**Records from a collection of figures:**

* * * * * * * * *

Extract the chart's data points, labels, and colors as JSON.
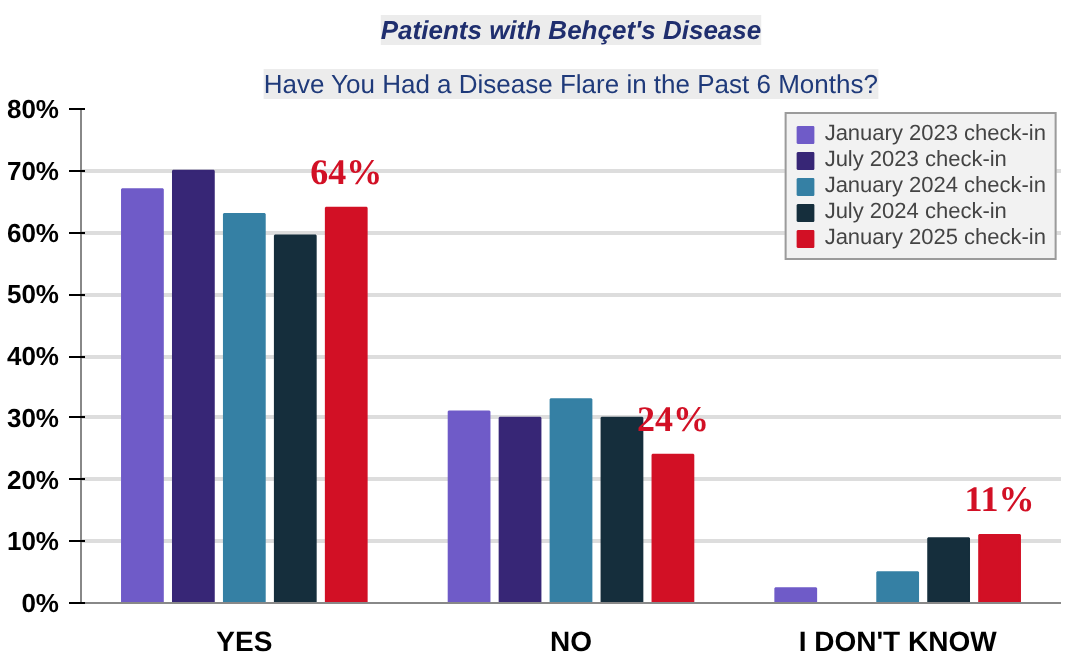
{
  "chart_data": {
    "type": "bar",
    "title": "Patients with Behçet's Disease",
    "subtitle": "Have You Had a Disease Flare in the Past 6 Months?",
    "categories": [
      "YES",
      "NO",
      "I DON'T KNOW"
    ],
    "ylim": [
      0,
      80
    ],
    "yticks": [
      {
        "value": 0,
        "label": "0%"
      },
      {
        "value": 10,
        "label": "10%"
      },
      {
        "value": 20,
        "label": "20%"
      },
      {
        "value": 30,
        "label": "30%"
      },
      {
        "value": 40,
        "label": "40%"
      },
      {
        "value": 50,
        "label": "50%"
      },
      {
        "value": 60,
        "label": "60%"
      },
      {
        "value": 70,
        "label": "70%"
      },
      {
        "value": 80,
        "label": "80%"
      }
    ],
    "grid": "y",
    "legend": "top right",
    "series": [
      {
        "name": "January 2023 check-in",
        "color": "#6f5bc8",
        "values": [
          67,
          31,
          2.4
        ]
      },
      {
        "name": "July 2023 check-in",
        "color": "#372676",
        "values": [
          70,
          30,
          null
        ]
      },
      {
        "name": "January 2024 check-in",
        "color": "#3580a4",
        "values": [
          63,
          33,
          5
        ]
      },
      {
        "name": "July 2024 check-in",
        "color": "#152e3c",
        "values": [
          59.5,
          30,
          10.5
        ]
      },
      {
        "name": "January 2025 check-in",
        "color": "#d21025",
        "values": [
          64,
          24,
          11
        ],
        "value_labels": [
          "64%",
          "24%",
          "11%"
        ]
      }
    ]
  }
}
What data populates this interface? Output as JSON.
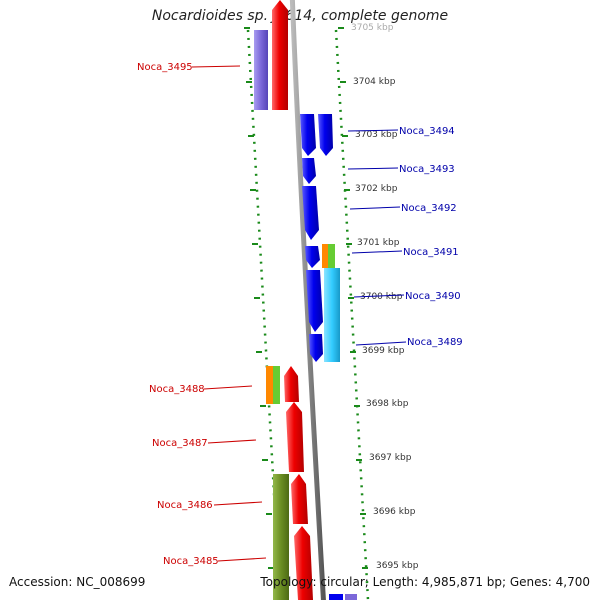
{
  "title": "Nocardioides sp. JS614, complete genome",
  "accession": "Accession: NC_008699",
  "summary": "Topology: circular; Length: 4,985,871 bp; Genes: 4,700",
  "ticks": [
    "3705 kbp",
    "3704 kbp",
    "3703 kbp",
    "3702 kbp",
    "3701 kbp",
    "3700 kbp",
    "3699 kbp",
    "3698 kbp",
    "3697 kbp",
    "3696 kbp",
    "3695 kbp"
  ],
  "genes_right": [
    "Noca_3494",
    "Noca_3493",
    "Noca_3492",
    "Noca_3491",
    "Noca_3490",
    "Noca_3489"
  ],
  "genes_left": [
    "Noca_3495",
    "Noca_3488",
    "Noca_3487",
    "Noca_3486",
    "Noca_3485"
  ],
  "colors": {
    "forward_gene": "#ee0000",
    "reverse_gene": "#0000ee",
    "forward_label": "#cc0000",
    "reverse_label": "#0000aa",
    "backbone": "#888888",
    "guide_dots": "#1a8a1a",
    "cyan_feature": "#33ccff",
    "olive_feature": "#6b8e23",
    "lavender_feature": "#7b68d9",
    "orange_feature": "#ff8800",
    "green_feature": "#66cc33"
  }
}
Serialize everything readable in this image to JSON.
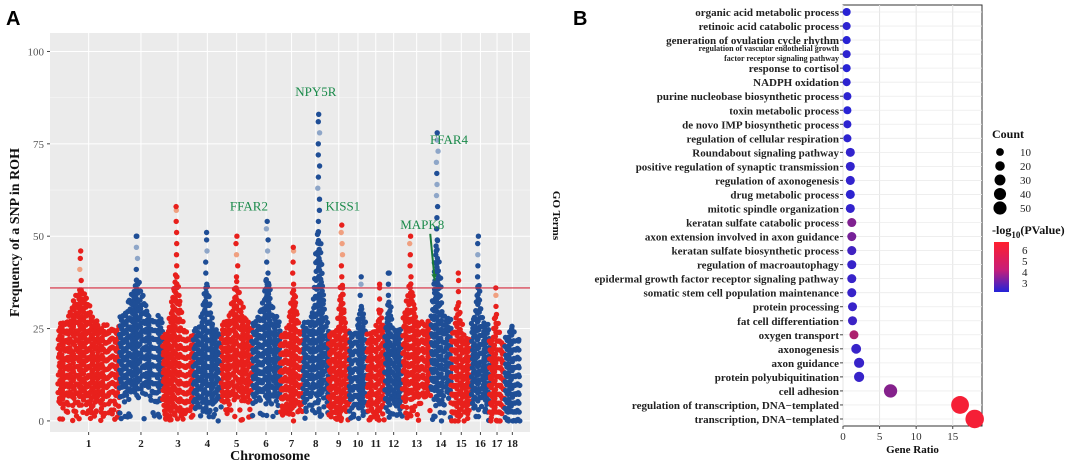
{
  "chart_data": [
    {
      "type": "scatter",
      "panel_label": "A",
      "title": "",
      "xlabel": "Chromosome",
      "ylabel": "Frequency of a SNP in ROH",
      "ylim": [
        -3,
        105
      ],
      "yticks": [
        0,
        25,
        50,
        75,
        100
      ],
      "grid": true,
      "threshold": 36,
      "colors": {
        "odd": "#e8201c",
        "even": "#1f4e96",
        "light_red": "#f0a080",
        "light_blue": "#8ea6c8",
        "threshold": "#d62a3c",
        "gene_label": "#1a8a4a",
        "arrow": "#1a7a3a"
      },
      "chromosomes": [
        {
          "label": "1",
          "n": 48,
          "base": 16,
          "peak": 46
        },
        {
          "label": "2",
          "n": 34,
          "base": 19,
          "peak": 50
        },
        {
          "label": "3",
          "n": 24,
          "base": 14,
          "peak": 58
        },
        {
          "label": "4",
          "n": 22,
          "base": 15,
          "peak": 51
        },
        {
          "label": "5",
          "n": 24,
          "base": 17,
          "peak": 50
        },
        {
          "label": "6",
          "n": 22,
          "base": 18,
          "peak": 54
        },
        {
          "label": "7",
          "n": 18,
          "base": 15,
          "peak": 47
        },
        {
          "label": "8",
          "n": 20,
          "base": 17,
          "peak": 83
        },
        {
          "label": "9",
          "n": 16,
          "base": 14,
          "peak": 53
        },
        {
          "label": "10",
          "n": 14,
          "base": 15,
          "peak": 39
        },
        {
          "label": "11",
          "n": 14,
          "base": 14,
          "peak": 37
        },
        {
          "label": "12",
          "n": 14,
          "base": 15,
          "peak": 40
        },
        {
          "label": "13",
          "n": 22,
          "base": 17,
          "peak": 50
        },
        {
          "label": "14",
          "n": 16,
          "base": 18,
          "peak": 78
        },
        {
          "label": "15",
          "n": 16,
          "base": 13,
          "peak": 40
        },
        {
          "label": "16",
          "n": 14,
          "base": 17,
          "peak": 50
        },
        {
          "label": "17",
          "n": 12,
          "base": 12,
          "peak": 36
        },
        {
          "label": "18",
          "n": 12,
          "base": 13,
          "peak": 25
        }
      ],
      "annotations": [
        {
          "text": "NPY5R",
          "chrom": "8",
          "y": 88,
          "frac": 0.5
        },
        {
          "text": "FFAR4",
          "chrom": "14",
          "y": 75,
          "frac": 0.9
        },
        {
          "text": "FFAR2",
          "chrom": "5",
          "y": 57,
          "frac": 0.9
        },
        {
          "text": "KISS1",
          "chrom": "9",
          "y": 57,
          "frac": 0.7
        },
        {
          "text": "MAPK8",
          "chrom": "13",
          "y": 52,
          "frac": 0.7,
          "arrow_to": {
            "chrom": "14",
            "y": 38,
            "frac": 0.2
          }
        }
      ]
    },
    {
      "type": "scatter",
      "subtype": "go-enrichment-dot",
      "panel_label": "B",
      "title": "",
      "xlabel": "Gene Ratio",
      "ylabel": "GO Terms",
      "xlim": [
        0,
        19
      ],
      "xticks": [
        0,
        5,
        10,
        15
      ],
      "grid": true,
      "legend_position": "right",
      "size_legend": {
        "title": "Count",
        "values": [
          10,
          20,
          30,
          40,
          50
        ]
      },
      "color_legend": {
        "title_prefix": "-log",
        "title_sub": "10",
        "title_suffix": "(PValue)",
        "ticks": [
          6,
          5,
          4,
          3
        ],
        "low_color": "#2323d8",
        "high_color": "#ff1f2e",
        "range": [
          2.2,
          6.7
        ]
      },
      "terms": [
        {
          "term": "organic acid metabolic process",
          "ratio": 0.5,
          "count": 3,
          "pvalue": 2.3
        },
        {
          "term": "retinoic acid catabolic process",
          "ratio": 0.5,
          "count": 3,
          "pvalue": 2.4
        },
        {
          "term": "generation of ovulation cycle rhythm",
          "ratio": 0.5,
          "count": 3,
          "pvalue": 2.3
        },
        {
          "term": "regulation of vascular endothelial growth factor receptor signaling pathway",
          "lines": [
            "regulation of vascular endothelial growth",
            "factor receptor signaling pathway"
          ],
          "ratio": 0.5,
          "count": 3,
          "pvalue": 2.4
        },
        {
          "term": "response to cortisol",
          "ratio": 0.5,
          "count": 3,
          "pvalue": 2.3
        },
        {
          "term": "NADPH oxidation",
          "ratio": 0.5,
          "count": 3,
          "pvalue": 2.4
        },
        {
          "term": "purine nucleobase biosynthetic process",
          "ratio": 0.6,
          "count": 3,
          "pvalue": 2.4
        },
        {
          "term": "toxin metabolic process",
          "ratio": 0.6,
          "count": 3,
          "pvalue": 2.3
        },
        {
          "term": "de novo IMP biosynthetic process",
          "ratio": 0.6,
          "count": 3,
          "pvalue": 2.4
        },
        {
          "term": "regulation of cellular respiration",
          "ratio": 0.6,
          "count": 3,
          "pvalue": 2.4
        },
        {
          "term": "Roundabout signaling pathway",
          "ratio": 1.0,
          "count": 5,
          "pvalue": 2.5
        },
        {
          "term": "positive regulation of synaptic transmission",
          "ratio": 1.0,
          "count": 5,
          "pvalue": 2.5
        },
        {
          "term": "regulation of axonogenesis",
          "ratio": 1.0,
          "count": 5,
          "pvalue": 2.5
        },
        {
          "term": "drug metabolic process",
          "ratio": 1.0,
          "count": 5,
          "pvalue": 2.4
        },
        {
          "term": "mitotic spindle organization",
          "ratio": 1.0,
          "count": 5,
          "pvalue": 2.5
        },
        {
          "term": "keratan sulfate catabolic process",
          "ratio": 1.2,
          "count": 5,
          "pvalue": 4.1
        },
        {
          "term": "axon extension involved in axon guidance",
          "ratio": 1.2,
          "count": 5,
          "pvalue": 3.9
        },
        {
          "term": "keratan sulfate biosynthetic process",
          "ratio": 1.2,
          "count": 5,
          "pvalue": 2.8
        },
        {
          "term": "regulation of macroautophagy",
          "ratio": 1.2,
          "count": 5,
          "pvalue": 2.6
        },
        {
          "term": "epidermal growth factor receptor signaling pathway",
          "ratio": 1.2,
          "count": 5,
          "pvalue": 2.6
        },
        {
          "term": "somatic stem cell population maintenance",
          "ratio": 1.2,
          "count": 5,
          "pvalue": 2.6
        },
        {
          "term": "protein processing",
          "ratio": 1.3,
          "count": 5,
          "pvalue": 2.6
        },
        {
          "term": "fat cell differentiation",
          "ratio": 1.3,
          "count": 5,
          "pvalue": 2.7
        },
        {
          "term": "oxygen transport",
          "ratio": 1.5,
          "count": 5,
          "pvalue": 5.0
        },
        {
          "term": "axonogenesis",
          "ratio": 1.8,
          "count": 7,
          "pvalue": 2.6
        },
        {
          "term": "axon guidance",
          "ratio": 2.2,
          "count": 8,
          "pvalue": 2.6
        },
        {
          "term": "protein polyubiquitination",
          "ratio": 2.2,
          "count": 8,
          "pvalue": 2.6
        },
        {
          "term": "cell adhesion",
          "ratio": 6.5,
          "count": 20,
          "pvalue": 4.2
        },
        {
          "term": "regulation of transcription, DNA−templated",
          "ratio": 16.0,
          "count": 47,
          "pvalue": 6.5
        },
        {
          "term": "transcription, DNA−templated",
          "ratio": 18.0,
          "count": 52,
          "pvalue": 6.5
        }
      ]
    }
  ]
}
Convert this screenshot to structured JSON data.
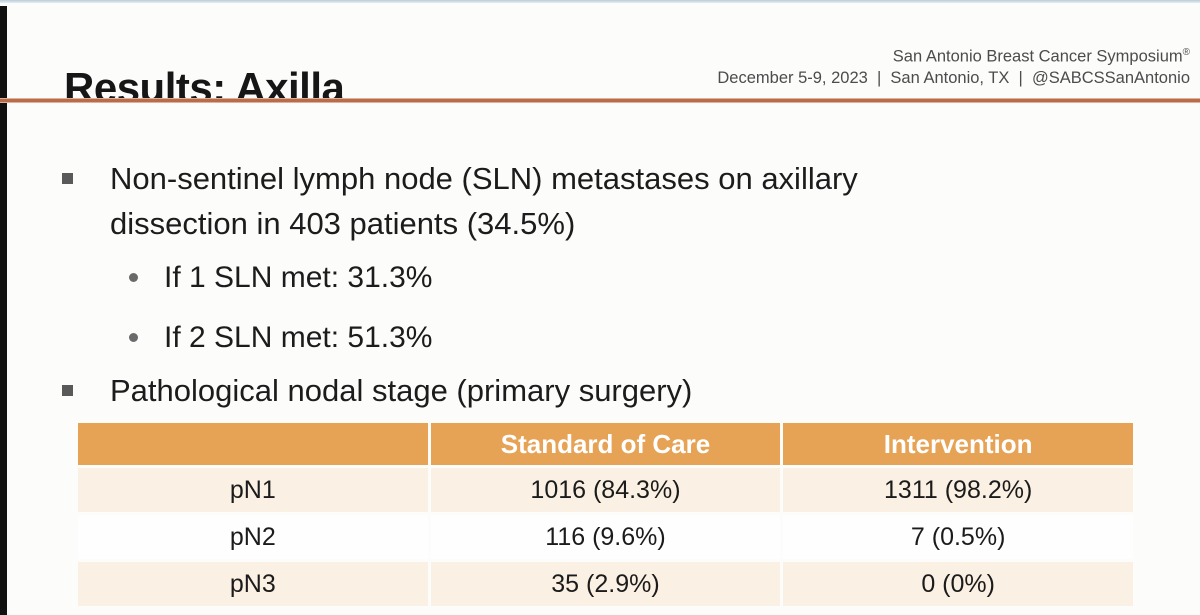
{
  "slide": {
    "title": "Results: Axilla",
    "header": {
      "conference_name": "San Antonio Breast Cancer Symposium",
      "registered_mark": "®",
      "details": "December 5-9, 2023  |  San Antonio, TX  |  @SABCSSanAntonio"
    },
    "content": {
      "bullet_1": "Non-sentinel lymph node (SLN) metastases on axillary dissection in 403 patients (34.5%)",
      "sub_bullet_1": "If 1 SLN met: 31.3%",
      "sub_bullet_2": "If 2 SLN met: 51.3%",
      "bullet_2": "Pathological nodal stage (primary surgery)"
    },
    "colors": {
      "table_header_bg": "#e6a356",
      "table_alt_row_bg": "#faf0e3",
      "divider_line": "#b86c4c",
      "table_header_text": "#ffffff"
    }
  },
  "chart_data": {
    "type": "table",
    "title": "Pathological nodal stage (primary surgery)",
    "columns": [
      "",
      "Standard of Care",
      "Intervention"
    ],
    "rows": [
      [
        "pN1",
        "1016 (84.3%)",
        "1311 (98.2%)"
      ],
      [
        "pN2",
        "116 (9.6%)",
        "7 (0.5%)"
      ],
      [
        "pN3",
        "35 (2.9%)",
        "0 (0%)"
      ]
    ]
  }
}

* * * * * * * * *

**What to produce:**
Give the number of lines in the records where the word "Antonio" shows up. Nothing else belongs in the reply.

**Answer box:**
2